* TASK OBJECTIVE
Show every line containing "display" by copying it.

* PROVIDED DATA
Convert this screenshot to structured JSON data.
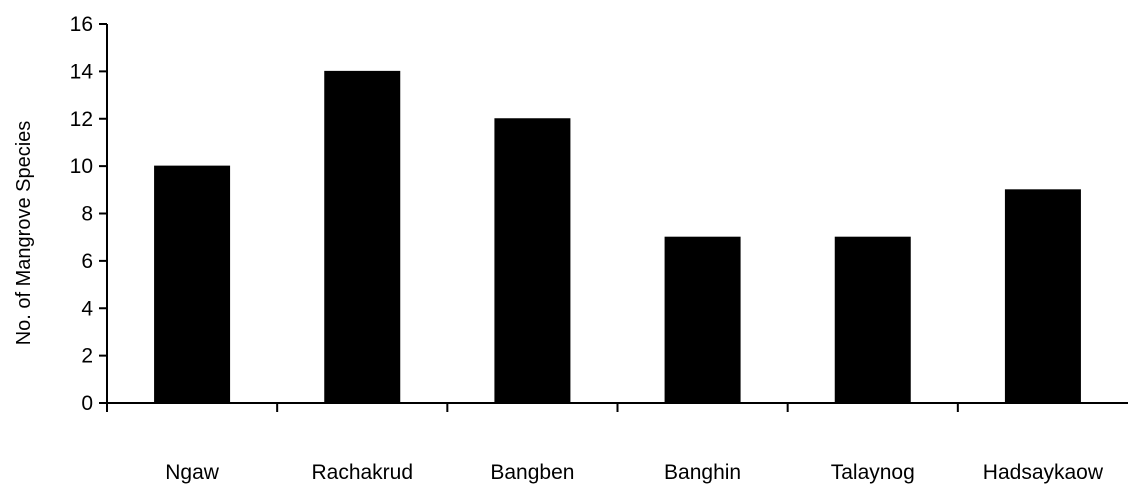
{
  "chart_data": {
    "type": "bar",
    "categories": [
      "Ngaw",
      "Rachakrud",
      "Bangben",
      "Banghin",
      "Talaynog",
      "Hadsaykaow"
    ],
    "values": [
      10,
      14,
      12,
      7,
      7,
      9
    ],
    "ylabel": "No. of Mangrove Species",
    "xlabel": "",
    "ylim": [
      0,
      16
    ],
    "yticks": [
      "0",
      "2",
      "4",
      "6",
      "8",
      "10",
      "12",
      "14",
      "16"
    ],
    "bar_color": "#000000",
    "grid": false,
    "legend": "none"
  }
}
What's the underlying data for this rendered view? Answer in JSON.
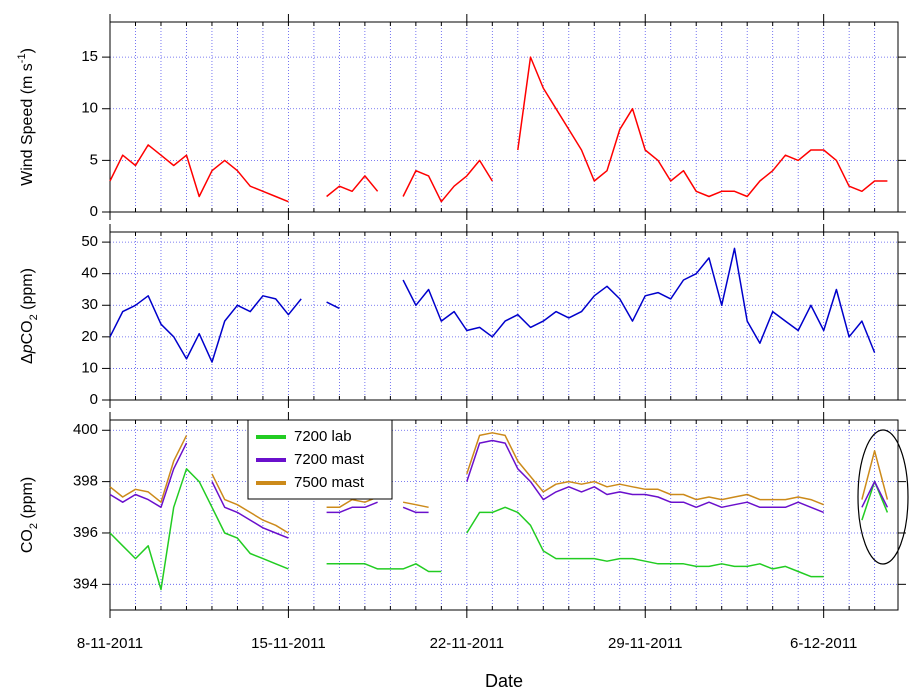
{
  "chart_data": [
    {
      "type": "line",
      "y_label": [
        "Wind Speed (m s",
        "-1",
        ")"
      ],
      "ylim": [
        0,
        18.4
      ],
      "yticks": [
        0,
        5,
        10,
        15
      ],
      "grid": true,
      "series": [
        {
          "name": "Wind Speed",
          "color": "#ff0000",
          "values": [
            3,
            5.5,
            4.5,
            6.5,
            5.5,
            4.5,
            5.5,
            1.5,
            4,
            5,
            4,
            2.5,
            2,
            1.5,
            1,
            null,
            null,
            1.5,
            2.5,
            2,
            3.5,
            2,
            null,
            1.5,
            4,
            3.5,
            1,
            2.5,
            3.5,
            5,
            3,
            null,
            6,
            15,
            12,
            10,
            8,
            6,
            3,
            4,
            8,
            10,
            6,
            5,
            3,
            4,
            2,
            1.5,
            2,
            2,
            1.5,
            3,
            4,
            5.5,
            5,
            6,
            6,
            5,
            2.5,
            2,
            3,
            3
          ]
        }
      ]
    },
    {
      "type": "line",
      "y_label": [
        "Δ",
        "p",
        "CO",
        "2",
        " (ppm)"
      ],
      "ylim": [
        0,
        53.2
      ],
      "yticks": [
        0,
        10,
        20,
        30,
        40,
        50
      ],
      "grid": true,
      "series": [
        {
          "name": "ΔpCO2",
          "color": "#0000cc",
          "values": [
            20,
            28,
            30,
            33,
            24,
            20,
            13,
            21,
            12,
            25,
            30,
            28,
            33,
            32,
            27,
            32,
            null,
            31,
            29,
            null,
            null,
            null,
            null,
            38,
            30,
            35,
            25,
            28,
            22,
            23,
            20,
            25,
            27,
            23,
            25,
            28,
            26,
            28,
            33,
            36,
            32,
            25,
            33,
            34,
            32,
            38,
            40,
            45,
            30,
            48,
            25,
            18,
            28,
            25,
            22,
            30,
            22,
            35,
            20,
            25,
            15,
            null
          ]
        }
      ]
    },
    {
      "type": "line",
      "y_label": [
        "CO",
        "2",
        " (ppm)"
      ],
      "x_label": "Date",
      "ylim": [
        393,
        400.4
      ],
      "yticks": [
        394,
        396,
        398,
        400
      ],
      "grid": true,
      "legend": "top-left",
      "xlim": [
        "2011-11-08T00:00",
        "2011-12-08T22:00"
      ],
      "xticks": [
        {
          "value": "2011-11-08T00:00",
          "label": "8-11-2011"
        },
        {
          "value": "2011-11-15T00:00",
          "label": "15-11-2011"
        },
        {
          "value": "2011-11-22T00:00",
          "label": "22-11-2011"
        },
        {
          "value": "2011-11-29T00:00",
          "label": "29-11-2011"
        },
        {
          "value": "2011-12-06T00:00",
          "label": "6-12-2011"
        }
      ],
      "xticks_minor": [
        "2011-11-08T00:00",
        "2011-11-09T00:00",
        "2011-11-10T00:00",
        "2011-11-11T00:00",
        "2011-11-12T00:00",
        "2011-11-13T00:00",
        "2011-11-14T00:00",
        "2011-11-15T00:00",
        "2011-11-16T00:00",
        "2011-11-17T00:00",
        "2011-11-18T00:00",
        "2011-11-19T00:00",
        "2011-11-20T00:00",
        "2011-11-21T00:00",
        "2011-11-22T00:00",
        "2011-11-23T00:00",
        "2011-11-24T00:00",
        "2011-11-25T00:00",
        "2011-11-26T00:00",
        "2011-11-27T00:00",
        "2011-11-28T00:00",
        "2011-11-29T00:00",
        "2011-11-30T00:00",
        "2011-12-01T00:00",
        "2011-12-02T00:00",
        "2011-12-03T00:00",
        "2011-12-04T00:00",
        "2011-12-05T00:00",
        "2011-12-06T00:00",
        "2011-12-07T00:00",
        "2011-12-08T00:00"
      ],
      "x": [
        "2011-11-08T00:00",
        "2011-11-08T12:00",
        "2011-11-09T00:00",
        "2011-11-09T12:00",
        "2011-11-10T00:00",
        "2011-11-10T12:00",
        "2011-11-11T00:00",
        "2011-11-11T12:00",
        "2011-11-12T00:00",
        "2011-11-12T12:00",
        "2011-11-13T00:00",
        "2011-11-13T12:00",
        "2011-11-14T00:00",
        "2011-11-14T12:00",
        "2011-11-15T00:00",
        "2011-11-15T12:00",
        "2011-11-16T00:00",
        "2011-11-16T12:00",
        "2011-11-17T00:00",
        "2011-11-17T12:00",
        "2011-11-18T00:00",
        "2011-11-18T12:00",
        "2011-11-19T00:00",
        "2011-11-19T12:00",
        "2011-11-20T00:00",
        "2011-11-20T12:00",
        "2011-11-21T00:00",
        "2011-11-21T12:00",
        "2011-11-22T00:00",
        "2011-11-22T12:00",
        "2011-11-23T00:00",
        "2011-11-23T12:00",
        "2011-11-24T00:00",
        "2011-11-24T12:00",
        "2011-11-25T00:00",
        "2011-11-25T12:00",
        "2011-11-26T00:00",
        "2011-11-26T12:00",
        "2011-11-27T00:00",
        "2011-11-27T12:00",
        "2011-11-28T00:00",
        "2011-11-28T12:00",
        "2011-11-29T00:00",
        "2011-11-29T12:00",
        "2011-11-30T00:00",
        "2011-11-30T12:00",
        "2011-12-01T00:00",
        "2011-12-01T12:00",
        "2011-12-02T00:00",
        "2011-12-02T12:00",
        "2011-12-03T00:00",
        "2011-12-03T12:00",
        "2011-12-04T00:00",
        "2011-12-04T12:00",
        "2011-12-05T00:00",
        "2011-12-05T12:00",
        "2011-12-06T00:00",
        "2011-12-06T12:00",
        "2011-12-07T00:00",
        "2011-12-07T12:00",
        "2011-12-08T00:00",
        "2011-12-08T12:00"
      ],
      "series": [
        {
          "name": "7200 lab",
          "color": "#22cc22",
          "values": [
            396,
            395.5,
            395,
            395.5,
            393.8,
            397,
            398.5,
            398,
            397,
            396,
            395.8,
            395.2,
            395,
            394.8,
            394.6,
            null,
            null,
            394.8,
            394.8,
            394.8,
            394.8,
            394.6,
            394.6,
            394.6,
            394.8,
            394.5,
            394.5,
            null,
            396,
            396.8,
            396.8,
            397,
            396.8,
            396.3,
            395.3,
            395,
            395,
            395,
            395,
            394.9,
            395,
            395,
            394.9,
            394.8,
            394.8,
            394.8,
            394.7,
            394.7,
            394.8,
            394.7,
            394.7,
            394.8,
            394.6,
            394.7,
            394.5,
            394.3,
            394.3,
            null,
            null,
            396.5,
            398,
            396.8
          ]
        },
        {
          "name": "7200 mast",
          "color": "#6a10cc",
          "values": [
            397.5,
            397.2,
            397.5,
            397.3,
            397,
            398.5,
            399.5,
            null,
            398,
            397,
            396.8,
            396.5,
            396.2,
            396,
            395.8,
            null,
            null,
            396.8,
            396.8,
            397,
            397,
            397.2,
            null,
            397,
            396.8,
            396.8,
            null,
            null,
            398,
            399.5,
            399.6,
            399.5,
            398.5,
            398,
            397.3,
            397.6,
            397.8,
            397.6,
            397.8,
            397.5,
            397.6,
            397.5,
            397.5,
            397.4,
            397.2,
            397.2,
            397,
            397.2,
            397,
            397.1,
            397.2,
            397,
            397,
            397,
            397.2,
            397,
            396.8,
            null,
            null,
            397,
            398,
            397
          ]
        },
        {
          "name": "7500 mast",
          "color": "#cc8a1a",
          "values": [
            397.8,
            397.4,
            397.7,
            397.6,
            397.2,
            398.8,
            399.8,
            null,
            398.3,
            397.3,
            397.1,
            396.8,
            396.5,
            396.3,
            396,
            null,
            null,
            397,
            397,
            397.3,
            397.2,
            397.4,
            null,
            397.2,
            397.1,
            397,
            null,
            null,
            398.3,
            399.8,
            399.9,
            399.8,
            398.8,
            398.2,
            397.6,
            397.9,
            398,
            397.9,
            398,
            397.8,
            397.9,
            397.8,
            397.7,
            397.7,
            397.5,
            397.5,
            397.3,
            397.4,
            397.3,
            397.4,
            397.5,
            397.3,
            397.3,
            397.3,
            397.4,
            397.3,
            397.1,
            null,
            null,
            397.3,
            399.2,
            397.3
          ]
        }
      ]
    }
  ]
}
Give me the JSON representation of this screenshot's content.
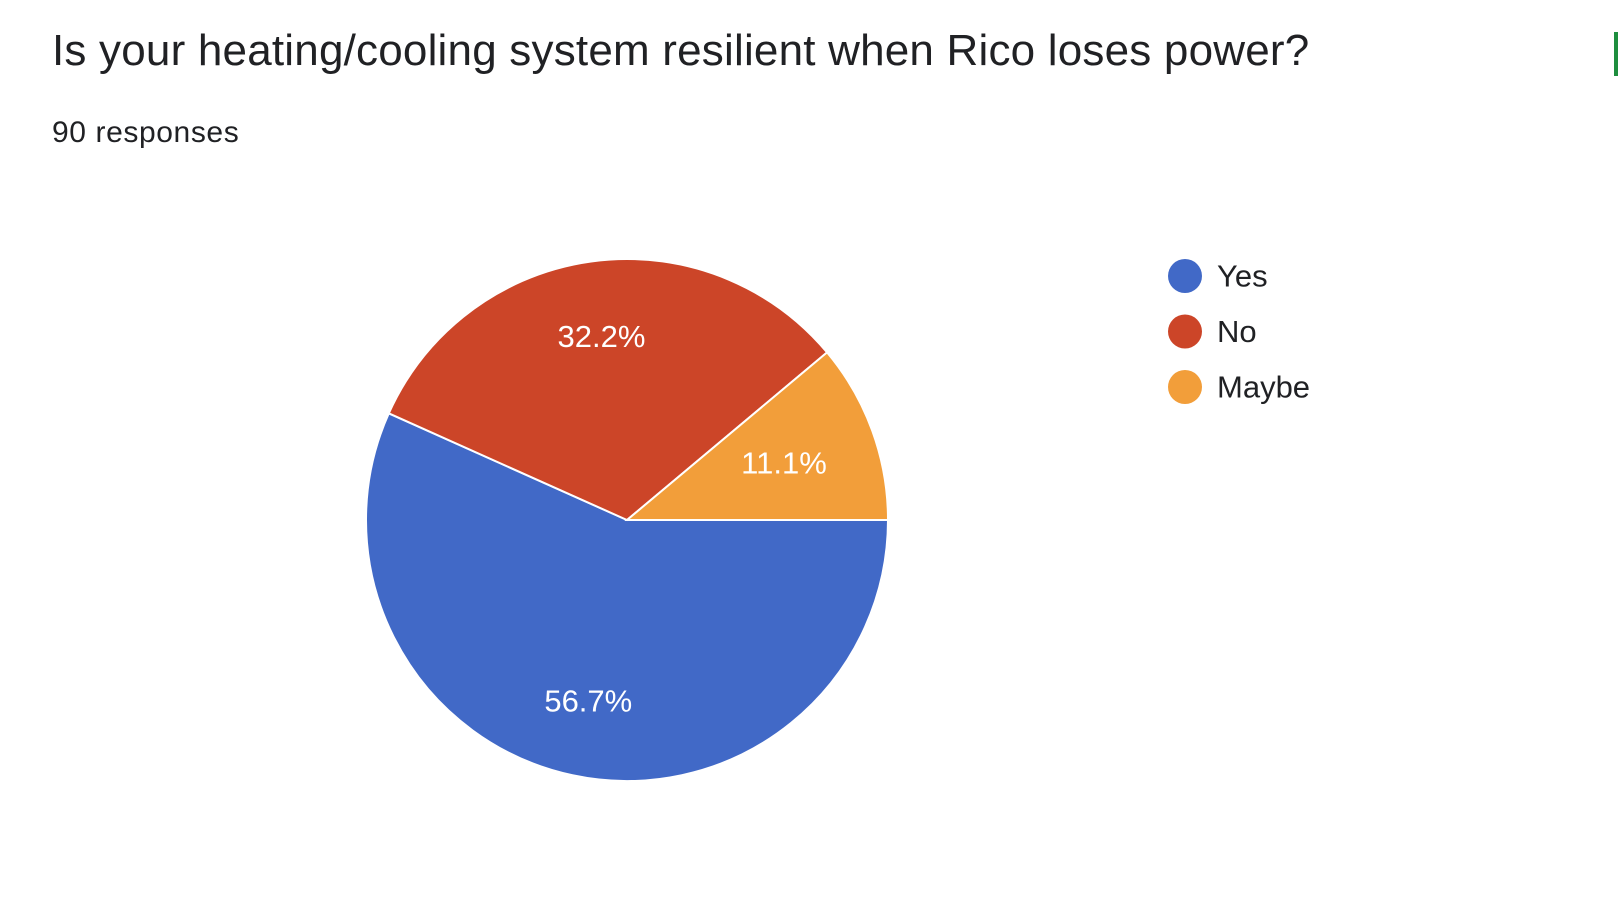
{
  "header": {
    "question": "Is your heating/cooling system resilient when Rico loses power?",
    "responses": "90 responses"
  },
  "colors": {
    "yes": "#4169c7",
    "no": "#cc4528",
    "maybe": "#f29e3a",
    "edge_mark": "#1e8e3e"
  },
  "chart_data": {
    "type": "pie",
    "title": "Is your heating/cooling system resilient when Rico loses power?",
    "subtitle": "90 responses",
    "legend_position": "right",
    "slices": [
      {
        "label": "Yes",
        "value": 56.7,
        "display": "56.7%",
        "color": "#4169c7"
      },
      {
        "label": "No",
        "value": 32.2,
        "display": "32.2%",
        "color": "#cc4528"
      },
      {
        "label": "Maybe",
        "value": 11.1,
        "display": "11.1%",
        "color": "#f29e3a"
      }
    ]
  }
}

* WRITTEN SOLUTION
        "display": "56.7%",
        "display": "32.2%",
        "display": "11.1%",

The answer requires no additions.